SET PROBLEM ::
Return the number of lines in which the word "getstr" appears; add nothing else.

⟨

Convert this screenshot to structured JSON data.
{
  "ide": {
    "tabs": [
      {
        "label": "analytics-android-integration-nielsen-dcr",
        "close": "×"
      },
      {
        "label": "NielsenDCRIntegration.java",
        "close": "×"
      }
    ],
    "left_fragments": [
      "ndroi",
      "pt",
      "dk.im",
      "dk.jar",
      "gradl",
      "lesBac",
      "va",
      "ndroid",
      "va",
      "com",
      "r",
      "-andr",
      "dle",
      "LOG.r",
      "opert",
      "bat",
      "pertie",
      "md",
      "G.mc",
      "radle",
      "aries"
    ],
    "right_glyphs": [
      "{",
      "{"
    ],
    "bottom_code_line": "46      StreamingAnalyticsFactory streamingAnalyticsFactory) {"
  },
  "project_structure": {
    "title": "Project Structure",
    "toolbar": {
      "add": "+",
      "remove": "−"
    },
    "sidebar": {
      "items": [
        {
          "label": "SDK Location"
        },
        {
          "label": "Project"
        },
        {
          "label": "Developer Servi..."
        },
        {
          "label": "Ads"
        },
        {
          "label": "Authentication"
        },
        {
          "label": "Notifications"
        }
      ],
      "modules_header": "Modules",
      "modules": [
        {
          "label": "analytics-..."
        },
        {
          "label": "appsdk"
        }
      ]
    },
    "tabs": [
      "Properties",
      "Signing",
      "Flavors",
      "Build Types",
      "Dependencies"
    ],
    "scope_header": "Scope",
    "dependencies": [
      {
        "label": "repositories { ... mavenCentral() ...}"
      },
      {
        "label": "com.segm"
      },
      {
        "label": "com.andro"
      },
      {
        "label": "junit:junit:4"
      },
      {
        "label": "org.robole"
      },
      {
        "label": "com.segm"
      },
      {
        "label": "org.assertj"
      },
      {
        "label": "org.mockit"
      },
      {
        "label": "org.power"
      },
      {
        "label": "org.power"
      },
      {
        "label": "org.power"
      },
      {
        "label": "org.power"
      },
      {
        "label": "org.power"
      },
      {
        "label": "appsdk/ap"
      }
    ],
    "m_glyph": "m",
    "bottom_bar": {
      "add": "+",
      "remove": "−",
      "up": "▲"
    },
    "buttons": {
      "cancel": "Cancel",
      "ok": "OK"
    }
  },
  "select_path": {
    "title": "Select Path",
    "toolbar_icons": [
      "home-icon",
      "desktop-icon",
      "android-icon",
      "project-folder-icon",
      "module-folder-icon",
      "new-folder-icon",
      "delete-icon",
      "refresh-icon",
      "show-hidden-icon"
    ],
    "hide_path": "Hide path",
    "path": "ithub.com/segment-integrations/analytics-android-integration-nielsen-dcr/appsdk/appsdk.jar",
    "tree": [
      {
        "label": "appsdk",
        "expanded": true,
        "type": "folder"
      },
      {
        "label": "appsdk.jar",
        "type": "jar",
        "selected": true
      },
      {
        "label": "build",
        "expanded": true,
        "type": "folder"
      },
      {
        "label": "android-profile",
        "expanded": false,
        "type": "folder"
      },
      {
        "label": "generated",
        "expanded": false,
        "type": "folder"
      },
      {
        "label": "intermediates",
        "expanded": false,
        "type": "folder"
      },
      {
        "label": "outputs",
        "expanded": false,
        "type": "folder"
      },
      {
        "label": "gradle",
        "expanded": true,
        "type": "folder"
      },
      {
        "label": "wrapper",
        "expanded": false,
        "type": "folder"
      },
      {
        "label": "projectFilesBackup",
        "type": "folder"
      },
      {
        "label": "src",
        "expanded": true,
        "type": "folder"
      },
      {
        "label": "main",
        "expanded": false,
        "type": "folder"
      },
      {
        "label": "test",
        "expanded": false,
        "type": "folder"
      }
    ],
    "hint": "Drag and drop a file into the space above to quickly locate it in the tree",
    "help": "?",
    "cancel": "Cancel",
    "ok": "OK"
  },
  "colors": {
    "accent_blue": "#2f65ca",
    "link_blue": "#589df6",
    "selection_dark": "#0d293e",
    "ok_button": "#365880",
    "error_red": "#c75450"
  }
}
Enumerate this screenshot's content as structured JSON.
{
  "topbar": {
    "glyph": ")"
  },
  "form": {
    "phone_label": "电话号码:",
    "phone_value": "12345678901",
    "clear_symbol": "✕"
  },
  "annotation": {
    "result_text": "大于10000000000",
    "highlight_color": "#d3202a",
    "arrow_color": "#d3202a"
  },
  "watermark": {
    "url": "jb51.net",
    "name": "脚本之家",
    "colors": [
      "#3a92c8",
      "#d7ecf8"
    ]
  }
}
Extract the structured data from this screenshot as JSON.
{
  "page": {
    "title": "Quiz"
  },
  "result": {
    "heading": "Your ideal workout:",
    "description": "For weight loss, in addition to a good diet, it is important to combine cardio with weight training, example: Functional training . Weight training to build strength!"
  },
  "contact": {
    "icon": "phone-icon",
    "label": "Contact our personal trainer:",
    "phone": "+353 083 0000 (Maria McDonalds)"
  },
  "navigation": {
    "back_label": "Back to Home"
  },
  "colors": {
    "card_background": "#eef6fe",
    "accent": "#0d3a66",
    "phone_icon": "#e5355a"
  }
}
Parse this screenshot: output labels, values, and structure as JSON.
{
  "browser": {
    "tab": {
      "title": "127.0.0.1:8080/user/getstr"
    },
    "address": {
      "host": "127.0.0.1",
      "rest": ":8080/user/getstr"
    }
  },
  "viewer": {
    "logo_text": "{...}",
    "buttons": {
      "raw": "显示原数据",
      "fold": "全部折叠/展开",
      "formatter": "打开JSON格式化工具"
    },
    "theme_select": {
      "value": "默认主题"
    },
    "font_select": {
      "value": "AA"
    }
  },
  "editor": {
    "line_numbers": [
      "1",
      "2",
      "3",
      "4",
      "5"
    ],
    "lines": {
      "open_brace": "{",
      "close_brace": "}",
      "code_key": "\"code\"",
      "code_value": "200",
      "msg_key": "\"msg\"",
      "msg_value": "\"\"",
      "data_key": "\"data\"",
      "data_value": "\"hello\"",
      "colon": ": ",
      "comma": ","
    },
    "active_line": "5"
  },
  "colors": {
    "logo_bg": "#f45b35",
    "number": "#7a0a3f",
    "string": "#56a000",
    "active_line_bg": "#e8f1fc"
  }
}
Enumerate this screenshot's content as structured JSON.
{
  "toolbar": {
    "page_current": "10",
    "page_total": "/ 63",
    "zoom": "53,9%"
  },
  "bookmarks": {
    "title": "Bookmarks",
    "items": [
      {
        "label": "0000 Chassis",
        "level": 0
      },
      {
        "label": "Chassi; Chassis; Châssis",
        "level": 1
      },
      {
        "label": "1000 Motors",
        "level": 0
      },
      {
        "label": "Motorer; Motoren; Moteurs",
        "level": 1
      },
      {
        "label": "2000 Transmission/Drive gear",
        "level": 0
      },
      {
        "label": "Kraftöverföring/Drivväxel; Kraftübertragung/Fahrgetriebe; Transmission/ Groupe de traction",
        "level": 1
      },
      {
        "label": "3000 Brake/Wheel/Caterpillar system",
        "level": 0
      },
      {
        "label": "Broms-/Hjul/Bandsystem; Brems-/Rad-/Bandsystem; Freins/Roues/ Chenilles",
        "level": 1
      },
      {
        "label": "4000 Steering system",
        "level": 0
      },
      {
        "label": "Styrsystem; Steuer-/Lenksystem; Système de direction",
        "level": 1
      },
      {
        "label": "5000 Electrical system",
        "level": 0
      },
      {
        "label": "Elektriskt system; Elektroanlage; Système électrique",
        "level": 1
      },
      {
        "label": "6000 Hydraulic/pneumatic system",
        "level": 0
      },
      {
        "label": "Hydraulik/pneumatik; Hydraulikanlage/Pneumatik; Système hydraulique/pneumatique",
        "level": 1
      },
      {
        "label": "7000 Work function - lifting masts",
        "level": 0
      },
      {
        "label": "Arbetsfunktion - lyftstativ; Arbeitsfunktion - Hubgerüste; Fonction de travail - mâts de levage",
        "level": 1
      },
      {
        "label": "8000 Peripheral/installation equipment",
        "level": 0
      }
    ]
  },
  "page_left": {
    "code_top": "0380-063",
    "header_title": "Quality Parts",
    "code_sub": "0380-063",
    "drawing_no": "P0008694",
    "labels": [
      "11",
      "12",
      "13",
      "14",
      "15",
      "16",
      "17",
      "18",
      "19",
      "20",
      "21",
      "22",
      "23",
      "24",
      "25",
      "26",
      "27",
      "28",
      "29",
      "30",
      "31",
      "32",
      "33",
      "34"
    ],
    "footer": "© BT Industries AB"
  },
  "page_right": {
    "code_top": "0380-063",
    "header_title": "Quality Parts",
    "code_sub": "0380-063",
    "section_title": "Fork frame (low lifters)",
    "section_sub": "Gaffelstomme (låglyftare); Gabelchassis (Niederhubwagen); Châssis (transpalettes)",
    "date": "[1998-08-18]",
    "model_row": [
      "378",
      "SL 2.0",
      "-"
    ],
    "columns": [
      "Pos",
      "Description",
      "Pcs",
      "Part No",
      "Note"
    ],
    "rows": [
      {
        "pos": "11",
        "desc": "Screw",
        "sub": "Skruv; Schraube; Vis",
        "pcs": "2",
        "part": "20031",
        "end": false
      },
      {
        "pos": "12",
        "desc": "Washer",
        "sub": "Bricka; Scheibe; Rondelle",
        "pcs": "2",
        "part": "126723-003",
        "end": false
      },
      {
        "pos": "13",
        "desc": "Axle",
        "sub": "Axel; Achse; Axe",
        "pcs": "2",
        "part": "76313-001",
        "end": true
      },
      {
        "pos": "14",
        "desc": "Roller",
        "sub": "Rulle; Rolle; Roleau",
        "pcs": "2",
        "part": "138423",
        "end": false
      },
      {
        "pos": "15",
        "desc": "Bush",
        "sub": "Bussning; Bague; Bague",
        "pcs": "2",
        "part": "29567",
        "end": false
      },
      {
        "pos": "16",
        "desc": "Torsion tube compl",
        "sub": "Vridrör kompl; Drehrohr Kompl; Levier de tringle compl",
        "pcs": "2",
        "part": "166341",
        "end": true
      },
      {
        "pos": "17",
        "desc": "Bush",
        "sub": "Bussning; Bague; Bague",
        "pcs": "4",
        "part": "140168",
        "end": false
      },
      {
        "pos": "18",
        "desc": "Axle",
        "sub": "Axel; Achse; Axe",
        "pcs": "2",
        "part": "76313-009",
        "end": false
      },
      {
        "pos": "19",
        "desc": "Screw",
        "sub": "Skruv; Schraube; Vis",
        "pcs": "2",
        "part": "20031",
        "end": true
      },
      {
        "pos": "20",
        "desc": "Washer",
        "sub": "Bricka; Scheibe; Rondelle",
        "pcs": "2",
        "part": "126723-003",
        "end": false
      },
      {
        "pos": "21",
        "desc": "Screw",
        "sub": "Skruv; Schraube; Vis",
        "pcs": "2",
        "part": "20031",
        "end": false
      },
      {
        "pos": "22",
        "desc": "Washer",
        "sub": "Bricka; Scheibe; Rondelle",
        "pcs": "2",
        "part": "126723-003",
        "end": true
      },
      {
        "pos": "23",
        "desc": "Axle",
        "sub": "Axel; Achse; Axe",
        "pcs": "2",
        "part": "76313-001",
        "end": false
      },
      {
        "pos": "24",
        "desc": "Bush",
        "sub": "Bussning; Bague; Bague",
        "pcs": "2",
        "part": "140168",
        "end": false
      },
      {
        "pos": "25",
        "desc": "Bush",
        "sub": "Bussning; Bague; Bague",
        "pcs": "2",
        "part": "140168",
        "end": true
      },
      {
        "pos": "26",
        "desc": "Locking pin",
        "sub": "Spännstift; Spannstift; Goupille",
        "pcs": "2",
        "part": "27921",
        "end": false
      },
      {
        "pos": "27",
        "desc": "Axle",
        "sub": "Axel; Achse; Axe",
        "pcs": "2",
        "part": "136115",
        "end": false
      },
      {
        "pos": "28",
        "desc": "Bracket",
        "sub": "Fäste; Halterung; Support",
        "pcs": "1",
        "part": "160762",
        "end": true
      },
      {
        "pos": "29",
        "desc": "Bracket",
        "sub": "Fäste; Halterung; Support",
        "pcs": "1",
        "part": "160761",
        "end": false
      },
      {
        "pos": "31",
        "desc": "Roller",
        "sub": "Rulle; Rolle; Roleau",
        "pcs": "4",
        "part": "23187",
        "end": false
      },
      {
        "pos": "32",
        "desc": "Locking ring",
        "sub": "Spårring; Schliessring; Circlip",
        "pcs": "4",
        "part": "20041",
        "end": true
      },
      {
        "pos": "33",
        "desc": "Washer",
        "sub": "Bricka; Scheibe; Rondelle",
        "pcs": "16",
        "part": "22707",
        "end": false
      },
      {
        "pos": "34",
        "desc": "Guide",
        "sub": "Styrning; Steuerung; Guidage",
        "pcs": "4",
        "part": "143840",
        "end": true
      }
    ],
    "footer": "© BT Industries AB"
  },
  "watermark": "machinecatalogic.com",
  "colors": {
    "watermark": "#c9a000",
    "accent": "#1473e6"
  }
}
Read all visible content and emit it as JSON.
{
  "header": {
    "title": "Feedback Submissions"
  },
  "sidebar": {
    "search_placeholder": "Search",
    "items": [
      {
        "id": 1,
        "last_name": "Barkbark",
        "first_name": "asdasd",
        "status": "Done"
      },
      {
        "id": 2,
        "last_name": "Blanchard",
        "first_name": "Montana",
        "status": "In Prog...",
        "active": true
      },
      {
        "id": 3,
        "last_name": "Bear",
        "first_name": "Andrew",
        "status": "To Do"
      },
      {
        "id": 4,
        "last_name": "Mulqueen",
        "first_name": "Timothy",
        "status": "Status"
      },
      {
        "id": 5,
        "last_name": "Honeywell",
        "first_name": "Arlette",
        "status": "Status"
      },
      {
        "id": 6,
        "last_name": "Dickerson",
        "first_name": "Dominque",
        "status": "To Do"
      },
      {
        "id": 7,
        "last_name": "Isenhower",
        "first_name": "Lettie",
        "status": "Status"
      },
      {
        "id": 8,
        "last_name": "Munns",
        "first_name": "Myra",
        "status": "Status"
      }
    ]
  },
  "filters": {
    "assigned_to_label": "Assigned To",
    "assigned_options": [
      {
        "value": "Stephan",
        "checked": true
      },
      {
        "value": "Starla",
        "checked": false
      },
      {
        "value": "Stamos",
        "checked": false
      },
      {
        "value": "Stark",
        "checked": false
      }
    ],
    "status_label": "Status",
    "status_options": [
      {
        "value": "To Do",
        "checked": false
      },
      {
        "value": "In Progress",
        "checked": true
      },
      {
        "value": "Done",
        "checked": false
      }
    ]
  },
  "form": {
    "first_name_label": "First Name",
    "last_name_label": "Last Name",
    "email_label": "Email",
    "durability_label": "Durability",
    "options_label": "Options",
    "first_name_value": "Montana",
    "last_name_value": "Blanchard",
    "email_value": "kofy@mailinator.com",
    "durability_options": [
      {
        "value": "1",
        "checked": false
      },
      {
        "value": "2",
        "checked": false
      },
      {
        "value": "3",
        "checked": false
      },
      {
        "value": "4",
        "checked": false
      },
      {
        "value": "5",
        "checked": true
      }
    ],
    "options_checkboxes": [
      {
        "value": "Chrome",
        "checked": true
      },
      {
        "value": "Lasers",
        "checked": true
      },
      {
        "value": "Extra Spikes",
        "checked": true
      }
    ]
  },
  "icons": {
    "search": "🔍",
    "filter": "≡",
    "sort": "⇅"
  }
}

⟩

REPLY ::
2